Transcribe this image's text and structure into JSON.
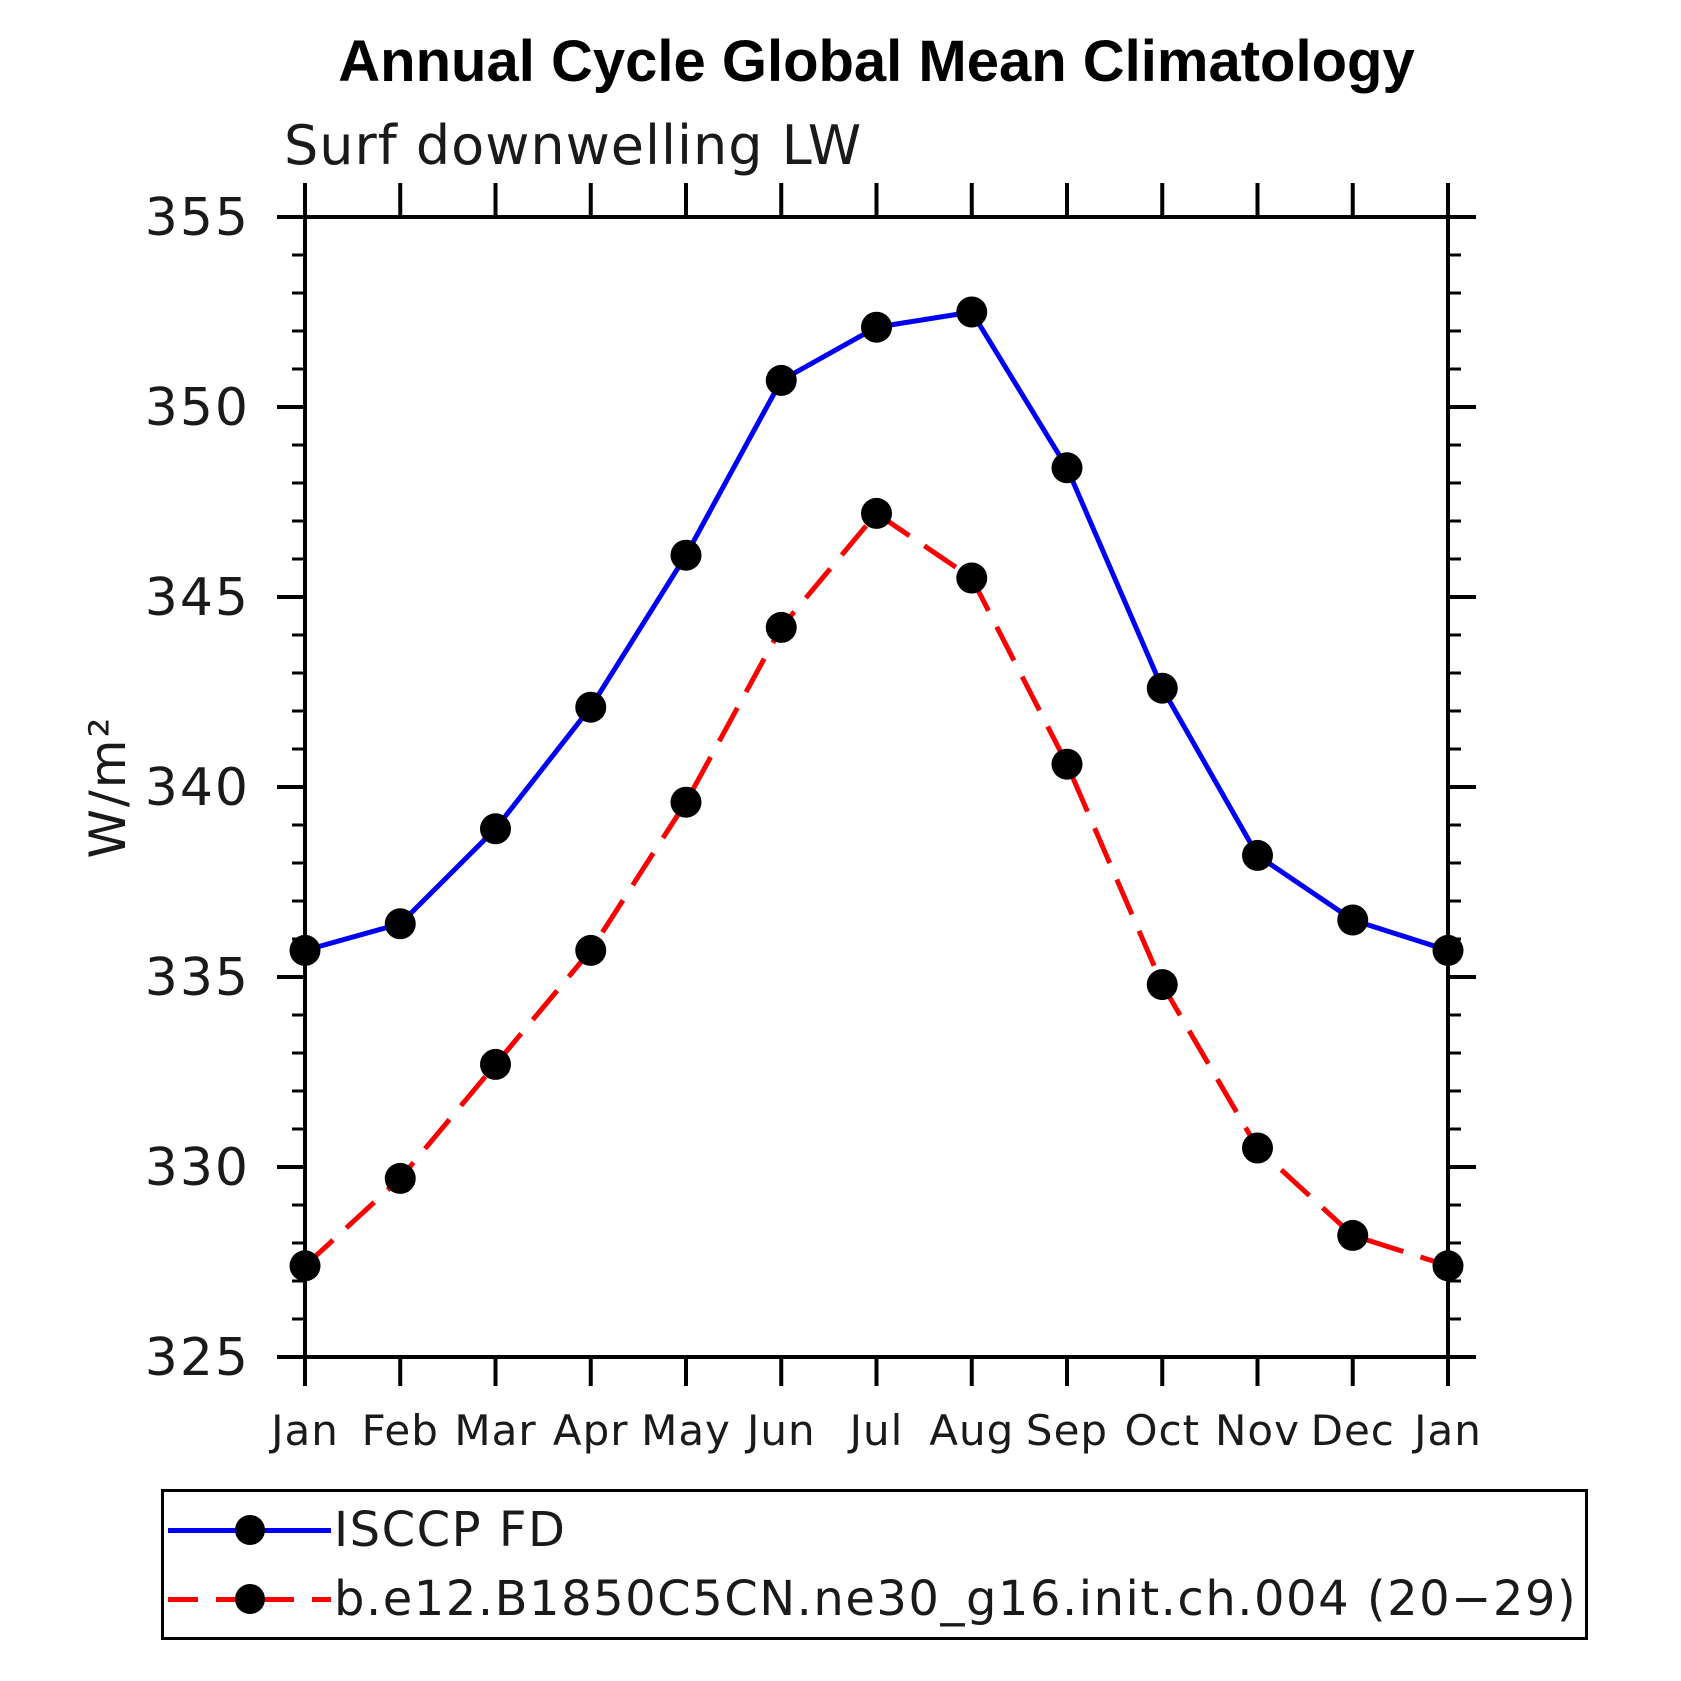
{
  "chart_data": {
    "type": "line",
    "title": "Annual Cycle Global Mean Climatology",
    "subtitle": "Surf downwelling LW",
    "ylabel": "W/m²",
    "xlabel": "",
    "x_tick_labels": [
      "Jan",
      "Feb",
      "Mar",
      "Apr",
      "May",
      "Jun",
      "Jul",
      "Aug",
      "Sep",
      "Oct",
      "Nov",
      "Dec",
      "Jan"
    ],
    "ylim": [
      325,
      355
    ],
    "y_major_tick_step": 5,
    "y_minor_tick_step": 1,
    "grid": false,
    "legend_position": "bottom-left box",
    "axis_color": "#000000",
    "series": [
      {
        "name": "ISCCP FD",
        "line_color": "#0000f5",
        "line_style": "solid",
        "marker": "filled-circle",
        "marker_color": "#000000",
        "values": [
          335.7,
          336.4,
          338.9,
          342.1,
          346.1,
          350.7,
          352.1,
          352.5,
          348.4,
          342.6,
          338.2,
          336.5,
          335.7
        ]
      },
      {
        "name": "b.e12.B1850C5CN.ne30_g16.init.ch.004 (20−29)",
        "line_color": "#fa0000",
        "line_style": "dashed",
        "marker": "filled-circle",
        "marker_color": "#000000",
        "values": [
          327.4,
          329.7,
          332.7,
          335.7,
          339.6,
          344.2,
          347.2,
          345.5,
          340.6,
          334.8,
          330.5,
          328.2,
          327.4
        ]
      }
    ]
  }
}
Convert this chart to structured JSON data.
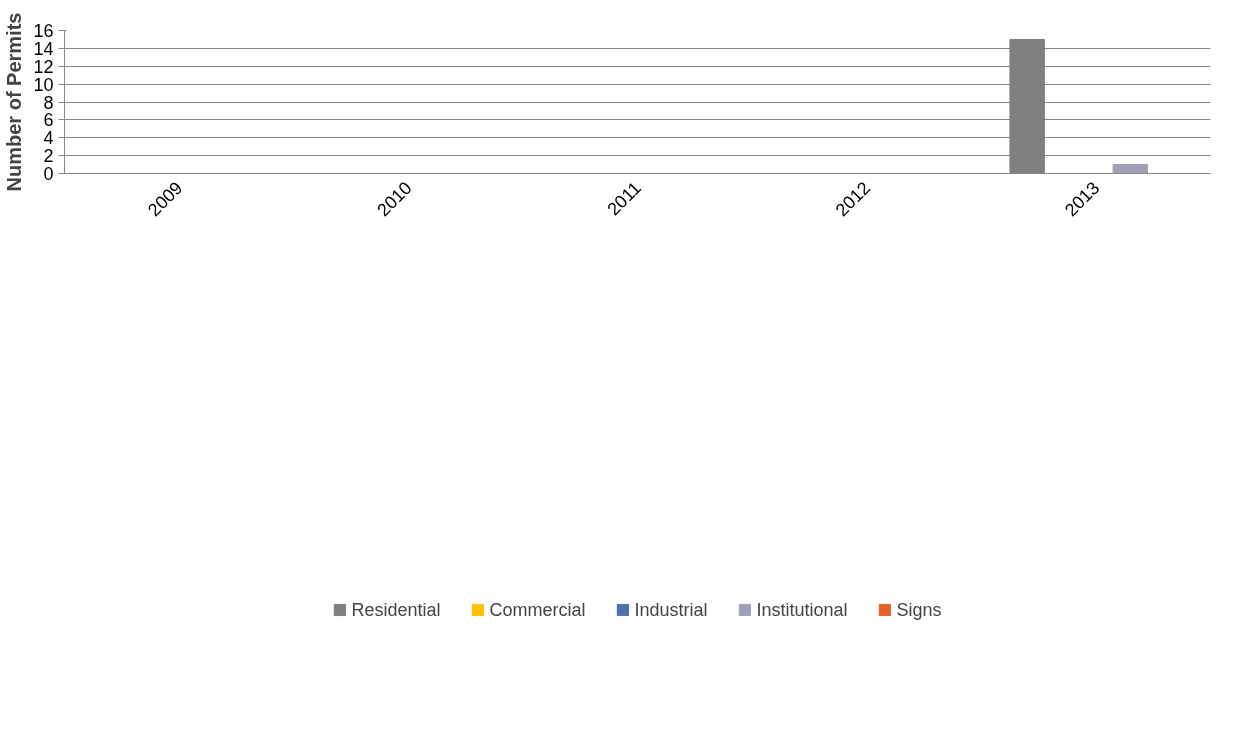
{
  "chart_data": {
    "type": "bar",
    "ylabel": "Number of Permits",
    "categories": [
      "2009",
      "2010",
      "2011",
      "2012",
      "2013"
    ],
    "series": [
      {
        "name": "Residential",
        "color": "#7f7f7f",
        "values": [
          0,
          0,
          0,
          0,
          15
        ]
      },
      {
        "name": "Commercial",
        "color": "#ffc000",
        "values": [
          0,
          0,
          0,
          0,
          0
        ]
      },
      {
        "name": "Industrial",
        "color": "#4f6fb0",
        "values": [
          0,
          0,
          0,
          0,
          0
        ]
      },
      {
        "name": "Institutional",
        "color": "#9fa0b8",
        "values": [
          0,
          0,
          0,
          0,
          1
        ]
      },
      {
        "name": "Signs",
        "color": "#e0622a",
        "values": [
          0,
          0,
          0,
          0,
          0
        ]
      }
    ],
    "ylim": [
      0,
      16
    ],
    "yticks": [
      0,
      2,
      4,
      6,
      8,
      10,
      12,
      14,
      16
    ],
    "grid": "y",
    "legend": "bottom"
  }
}
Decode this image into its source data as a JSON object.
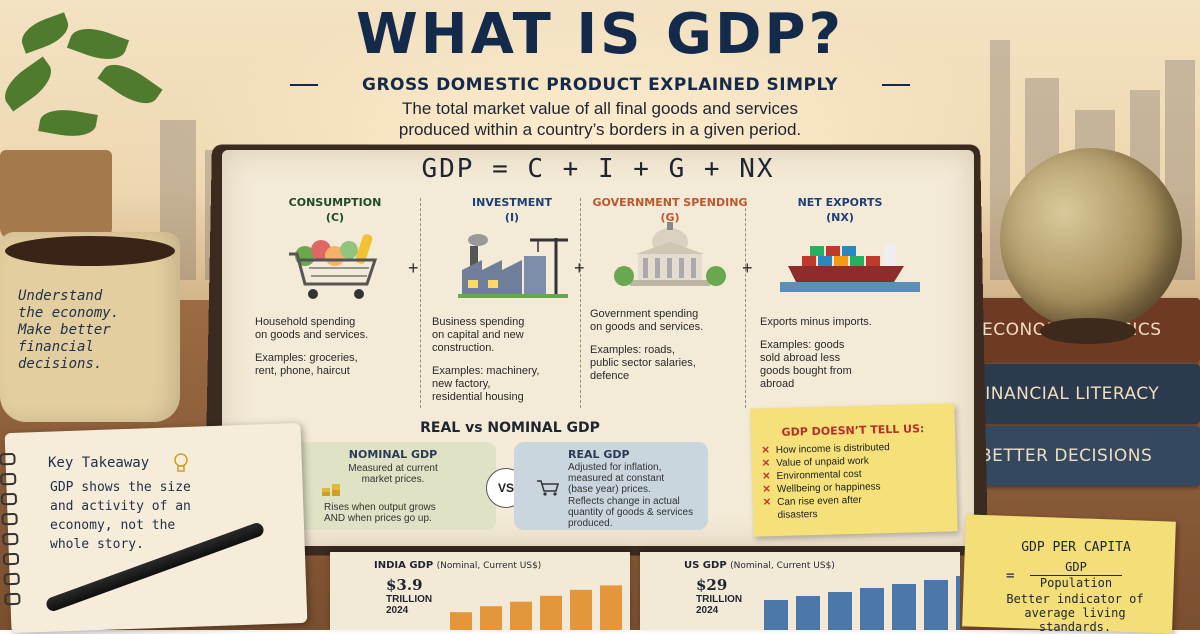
{
  "header": {
    "title": "WHAT IS GDP?",
    "subtitle": "GROSS DOMESTIC PRODUCT EXPLAINED SIMPLY",
    "definition_line1": "The total market value of all final goods and services",
    "definition_line2": "produced within a country’s borders in a given period."
  },
  "mug": {
    "text": [
      "Understand",
      "the economy.",
      "Make better",
      "financial",
      "decisions."
    ]
  },
  "notebook": {
    "formula": "GDP = C + I + G + NX",
    "components": [
      {
        "name": "CONSUMPTION",
        "symbol": "(C)",
        "color": "#1f4a2a",
        "icon": "shopping-cart-icon",
        "desc": [
          "Household spending",
          "on goods and services."
        ],
        "examples": [
          "Examples: groceries,",
          "rent, phone, haircut"
        ]
      },
      {
        "name": "INVESTMENT",
        "symbol": "(I)",
        "color": "#1f3f78",
        "icon": "factory-icon",
        "desc": [
          "Business spending",
          "on capital and new",
          "construction."
        ],
        "examples": [
          "Examples: machinery,",
          "new factory,",
          "residential housing"
        ]
      },
      {
        "name": "GOVERNMENT SPENDING",
        "symbol": "(G)",
        "color": "#c0562a",
        "icon": "government-building-icon",
        "desc": [
          "Government spending",
          "on goods and services."
        ],
        "examples": [
          "Examples: roads,",
          "public sector salaries,",
          "defence"
        ]
      },
      {
        "name": "NET EXPORTS",
        "symbol": "(NX)",
        "color": "#1f3f78",
        "icon": "cargo-ship-icon",
        "desc": [
          "Exports minus imports."
        ],
        "examples": [
          "Examples: goods",
          "sold abroad  less",
          "goods bought from",
          "abroad"
        ]
      }
    ],
    "plus": "+",
    "real_vs_nominal": {
      "title": "REAL vs NOMINAL GDP",
      "vs": "VS",
      "nominal": {
        "title": "NOMINAL GDP",
        "desc": [
          "Measured at current",
          "market prices."
        ],
        "note": [
          "Rises when output grows",
          "AND when prices go up."
        ],
        "icon": "coins-icon"
      },
      "real": {
        "title": "REAL GDP",
        "desc": [
          "Adjusted for inflation,",
          "measured at constant",
          "(base year) prices."
        ],
        "note": [
          "Reflects change in actual",
          "quantity of goods & services",
          "produced."
        ],
        "icon": "cart-icon"
      }
    },
    "sticky": {
      "title": "GDP DOESN’T TELL US:",
      "marker": "✕",
      "items": [
        "How income is distributed",
        "Value of unpaid work",
        "Environmental cost",
        "Wellbeing or happiness",
        "Can rise even after",
        "disasters"
      ]
    }
  },
  "key_takeaway": {
    "label": "Key Takeaway",
    "icon": "lightbulb-icon",
    "body": [
      "GDP shows the size",
      "and activity of an",
      "economy, not the",
      "whole story."
    ]
  },
  "books": [
    "ECONOMICS BASICS",
    "FINANCIAL LITERACY",
    "BETTER DECISIONS"
  ],
  "per_capita": {
    "title": "GDP PER CAPITA",
    "eq": "=",
    "numerator": "GDP",
    "denominator": "Population",
    "note": [
      "Better indicator of",
      "average living standards."
    ]
  },
  "chart_data": [
    {
      "type": "bar",
      "title": "INDIA GDP",
      "subtitle": "(Nominal, Current US$)",
      "headline_value": "$3.9",
      "headline_unit": "TRILLION",
      "headline_year": "2024",
      "values": [
        1.2,
        1.6,
        1.9,
        2.3,
        2.7,
        3.0,
        3.5,
        3.9
      ],
      "color": "#e3973a"
    },
    {
      "type": "bar",
      "title": "US GDP",
      "subtitle": "(Nominal, Current US$)",
      "headline_value": "$29",
      "headline_unit": "TRILLION",
      "headline_year": "2024",
      "values": [
        15,
        17,
        19,
        21,
        23,
        25,
        27,
        29
      ],
      "color": "#4b78a8"
    }
  ]
}
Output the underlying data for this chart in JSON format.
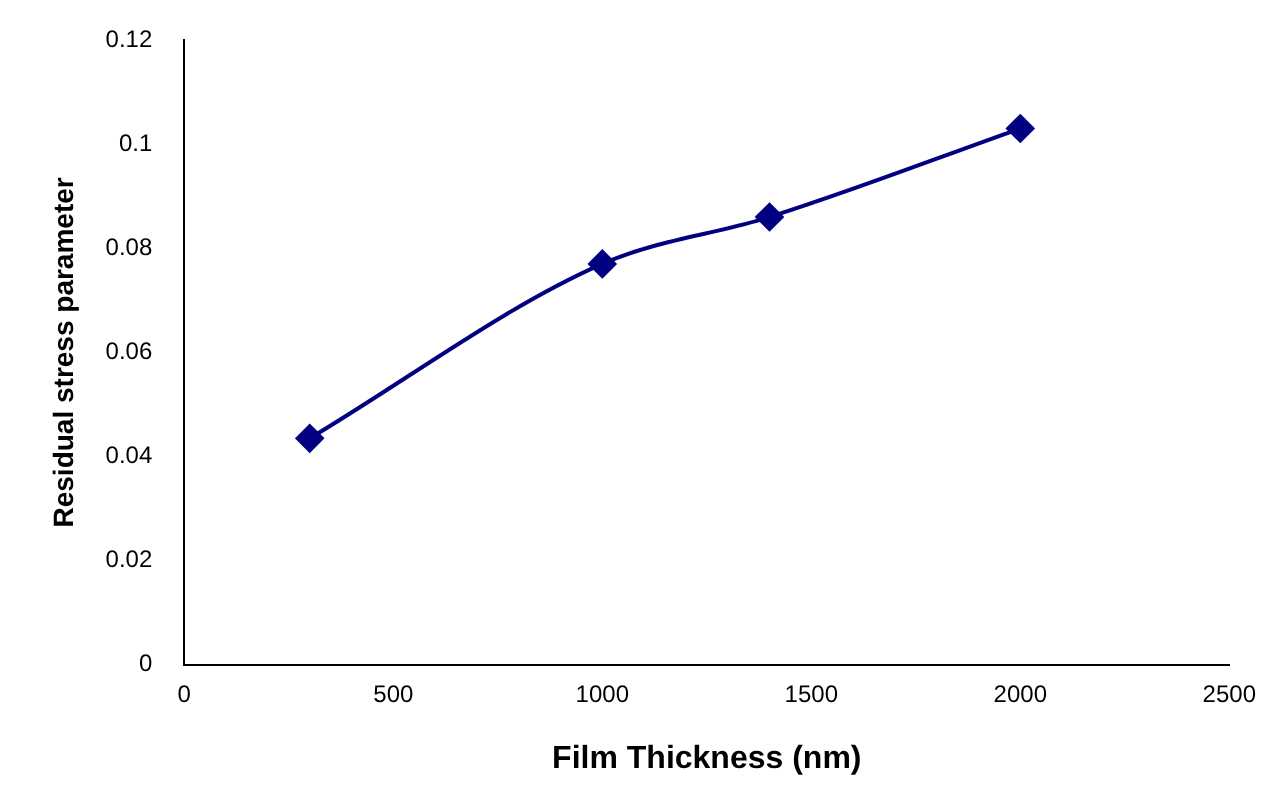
{
  "chart_data": {
    "type": "line",
    "xlabel": "Film Thickness (nm)",
    "ylabel": "Residual stress parameter",
    "x": [
      300,
      1000,
      1400,
      2000
    ],
    "series": [
      {
        "color": "#000080",
        "values": [
          0.0435,
          0.077,
          0.086,
          0.103
        ]
      }
    ],
    "xlim": [
      0,
      2500
    ],
    "xticks": [
      0,
      500,
      1000,
      1500,
      2000,
      2500
    ],
    "ylim": [
      0,
      0.12
    ],
    "yticks": [
      0,
      0.02,
      0.04,
      0.06,
      0.08,
      0.1,
      0.12
    ],
    "grid": false,
    "legend": false,
    "marker": "diamond",
    "line_style": "solid"
  }
}
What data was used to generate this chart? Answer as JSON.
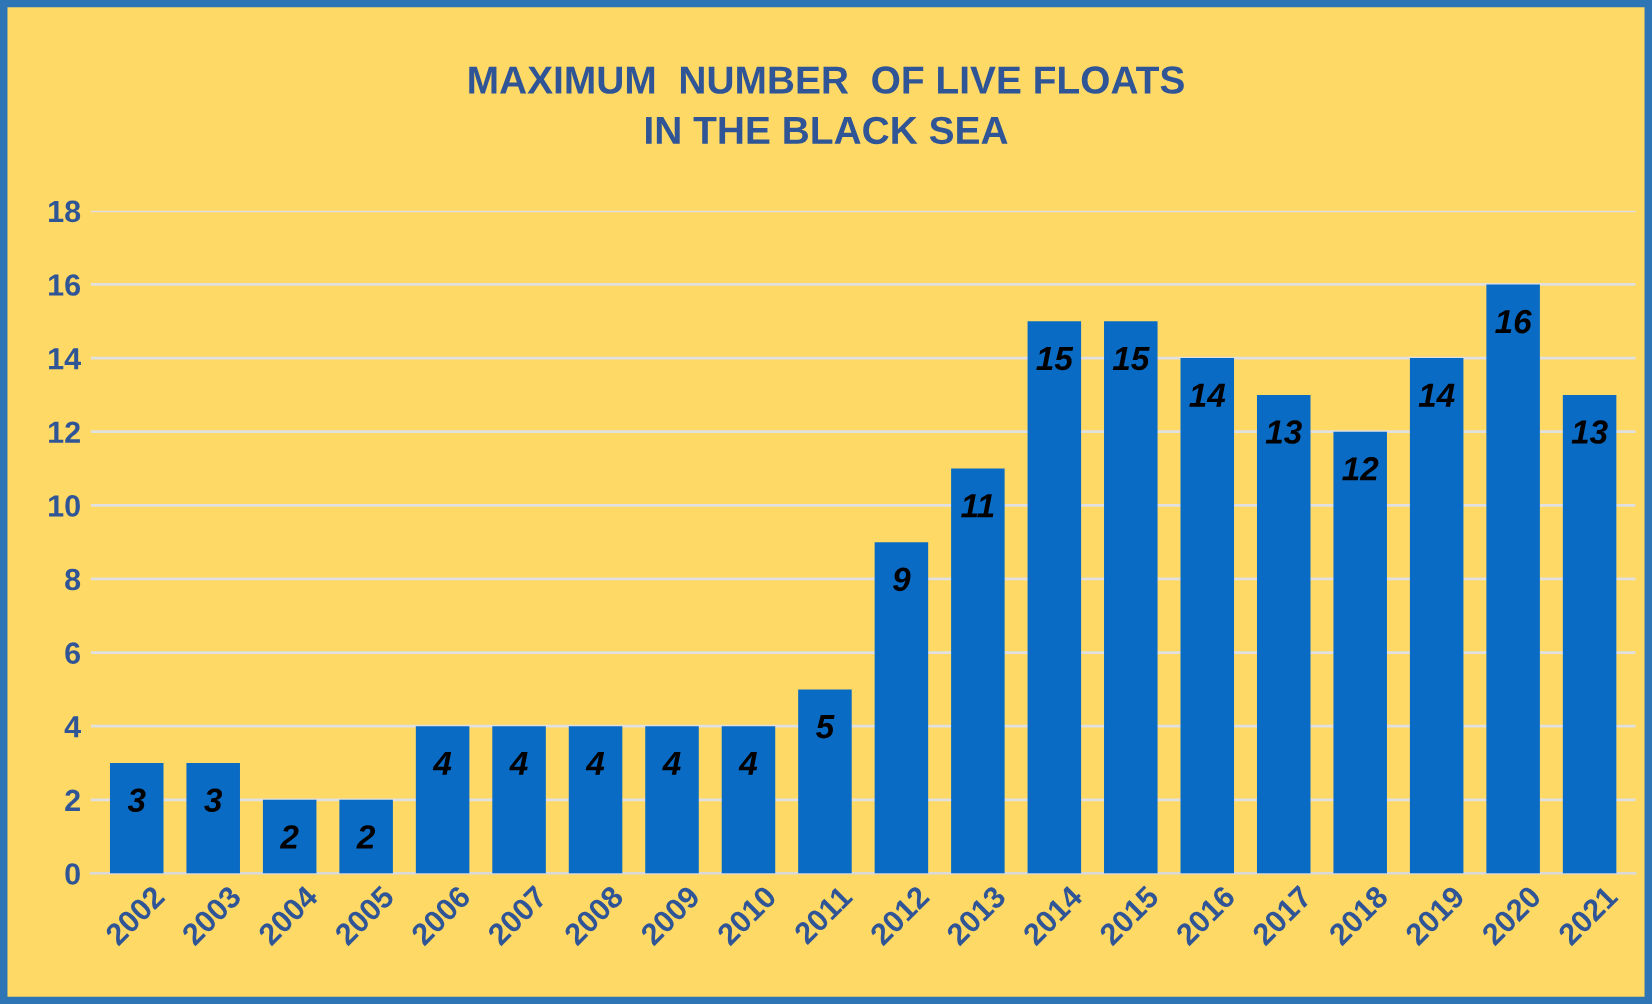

• • • •

◆ Written request
Extract, word for word, every line from the one holding "Output the underlying" through the closing line of the data above. Do not include any pictures.

◆ Correct result
Output the underlying data for this chart in JSON format.
{
  "chart_data": {
    "type": "line",
    "xlabel": "Film Thickness (nm)",
    "ylabel": "Residual stress parameter",
    "x": [
      300,
      1000,
      1400,
      2000
    ],
    "series": [
      {
        "color": "#000080",
        "values": [
          0.0435,
          0.077,
          0.086,
          0.103
        ]
      }
    ],
    "xlim": [
      0,
      2500
    ],
    "xticks": [
      0,
      500,
      1000,
      1500,
      2000,
      2500
    ],
    "ylim": [
      0,
      0.12
    ],
    "yticks": [
      0,
      0.02,
      0.04,
      0.06,
      0.08,
      0.1,
      0.12
    ],
    "grid": false,
    "legend": false,
    "marker": "diamond",
    "line_style": "solid"
  }
}
What data was used to generate this chart? Answer as JSON.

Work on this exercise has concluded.